Go over the entries below line by line, copying each one that contains the word "text".

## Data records
________
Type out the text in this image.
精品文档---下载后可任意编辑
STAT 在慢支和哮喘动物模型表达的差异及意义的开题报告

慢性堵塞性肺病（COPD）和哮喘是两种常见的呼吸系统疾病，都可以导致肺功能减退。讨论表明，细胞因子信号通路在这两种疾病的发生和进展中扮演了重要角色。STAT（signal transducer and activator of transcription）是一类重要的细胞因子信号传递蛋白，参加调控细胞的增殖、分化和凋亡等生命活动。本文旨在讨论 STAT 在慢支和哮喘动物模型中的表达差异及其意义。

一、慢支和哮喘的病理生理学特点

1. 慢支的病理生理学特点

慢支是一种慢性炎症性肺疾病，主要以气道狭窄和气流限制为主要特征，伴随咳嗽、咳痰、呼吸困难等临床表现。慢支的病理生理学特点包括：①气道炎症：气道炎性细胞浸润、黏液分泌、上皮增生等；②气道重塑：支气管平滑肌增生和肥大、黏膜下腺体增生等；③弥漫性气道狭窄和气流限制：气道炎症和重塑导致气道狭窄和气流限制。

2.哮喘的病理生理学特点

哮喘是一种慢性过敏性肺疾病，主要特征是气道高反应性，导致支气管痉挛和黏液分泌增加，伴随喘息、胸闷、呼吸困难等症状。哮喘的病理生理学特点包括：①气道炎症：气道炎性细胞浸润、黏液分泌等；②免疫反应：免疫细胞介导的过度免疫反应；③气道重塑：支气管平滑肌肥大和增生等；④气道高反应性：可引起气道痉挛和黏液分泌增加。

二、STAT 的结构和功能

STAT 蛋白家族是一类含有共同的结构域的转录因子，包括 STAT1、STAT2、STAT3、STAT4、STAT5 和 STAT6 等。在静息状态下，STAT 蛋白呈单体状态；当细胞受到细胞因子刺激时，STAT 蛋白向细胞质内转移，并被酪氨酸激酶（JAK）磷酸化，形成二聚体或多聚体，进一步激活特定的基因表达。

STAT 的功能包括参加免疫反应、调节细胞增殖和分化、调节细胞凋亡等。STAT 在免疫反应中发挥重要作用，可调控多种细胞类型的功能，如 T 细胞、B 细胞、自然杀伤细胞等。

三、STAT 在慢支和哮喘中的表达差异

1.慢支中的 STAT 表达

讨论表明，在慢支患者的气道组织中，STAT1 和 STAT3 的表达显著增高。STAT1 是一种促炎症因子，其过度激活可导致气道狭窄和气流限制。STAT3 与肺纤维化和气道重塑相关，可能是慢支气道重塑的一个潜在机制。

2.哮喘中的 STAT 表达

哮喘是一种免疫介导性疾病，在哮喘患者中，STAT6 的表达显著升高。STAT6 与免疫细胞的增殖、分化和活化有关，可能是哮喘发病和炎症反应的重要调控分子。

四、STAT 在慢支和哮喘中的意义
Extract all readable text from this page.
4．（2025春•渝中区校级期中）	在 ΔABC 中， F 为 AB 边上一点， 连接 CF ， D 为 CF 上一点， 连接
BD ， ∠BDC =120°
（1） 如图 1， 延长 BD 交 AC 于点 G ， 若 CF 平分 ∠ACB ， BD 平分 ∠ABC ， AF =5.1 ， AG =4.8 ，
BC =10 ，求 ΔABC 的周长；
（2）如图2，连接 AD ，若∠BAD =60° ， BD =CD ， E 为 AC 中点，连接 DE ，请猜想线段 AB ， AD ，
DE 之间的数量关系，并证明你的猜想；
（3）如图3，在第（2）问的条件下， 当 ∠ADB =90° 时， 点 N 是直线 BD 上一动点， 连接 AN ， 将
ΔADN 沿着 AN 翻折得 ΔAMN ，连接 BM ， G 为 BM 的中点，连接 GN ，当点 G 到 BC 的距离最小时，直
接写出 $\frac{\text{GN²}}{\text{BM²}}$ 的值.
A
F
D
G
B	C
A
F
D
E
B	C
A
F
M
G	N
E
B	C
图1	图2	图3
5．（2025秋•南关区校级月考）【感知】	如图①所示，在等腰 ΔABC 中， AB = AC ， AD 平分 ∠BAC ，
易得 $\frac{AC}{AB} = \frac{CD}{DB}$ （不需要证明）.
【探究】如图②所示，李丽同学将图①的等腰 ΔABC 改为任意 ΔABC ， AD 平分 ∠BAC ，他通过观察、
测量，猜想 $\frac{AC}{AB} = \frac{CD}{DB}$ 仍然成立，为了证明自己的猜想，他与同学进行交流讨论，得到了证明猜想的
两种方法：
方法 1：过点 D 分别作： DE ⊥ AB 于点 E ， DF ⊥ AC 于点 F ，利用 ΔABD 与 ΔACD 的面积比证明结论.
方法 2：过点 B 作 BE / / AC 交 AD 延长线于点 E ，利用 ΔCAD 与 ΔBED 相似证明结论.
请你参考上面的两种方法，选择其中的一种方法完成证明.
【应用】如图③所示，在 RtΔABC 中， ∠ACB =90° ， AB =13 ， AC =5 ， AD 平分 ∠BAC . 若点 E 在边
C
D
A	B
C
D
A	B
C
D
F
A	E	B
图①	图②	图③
________
## WORKED ANSWER
Type out the text in this image.
Extract all readable text from this page.
接写出 $\frac{\text{GN²}}{\text{BM²}}$ 的值.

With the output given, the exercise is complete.